** Start Exercise inputs **
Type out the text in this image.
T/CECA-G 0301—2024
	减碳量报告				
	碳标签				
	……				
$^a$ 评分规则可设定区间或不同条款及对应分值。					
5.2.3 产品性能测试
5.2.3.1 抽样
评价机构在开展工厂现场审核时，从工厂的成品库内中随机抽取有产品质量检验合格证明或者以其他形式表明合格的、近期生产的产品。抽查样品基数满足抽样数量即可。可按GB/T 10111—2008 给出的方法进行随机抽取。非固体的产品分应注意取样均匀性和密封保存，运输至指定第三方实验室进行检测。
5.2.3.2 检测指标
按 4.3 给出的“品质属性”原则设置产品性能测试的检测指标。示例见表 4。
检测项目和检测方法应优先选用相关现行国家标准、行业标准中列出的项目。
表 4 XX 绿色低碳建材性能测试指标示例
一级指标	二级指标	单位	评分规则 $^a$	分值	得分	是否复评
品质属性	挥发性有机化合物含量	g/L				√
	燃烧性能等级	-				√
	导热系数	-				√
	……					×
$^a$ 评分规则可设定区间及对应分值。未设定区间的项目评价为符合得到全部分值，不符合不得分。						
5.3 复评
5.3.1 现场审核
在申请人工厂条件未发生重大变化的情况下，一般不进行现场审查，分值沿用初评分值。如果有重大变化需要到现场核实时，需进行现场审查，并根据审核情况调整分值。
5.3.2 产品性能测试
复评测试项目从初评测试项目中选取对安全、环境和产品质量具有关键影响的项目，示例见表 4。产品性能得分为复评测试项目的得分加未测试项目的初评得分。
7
** End Exercise inputs **
Exercise prompt:
Every record above needs to be repeated word for word.

Result of the exercise:
Type out the text in this image.
T/CECA-G 0301—2024
	减碳量报告				
	碳标签				
	……				
$^a$ 评分规则可设定区间或不同条款及对应分值。					
5.2.3 产品性能测试
5.2.3.1 抽样
评价机构在开展工厂现场审核时，从工厂的成品库内中随机抽取有产品质量检验合格证明或者以其他形式表明合格的、近期生产的产品。抽查样品基数满足抽样数量即可。可按GB/T 10111—2008 给出的方法进行随机抽取。非固体的产品分应注意取样均匀性和密封保存，运输至指定第三方实验室进行检测。
5.2.3.2 检测指标
按 4.3 给出的“品质属性”原则设置产品性能测试的检测指标。示例见表 4。
检测项目和检测方法应优先选用相关现行国家标准、行业标准中列出的项目。
表 4 XX 绿色低碳建材性能测试指标示例
一级指标	二级指标	单位	评分规则 $^a$	分值	得分	是否复评
品质属性	挥发性有机化合物含量	g/L				√
	燃烧性能等级	-				√
	导热系数	-				√
	……					×
$^a$ 评分规则可设定区间及对应分值。未设定区间的项目评价为符合得到全部分值，不符合不得分。						
5.3 复评
5.3.1 现场审核
在申请人工厂条件未发生重大变化的情况下，一般不进行现场审查，分值沿用初评分值。如果有重大变化需要到现场核实时，需进行现场审查，并根据审核情况调整分值。
5.3.2 产品性能测试
复评测试项目从初评测试项目中选取对安全、环境和产品质量具有关键影响的项目，示例见表 4。产品性能得分为复评测试项目的得分加未测试项目的初评得分。
7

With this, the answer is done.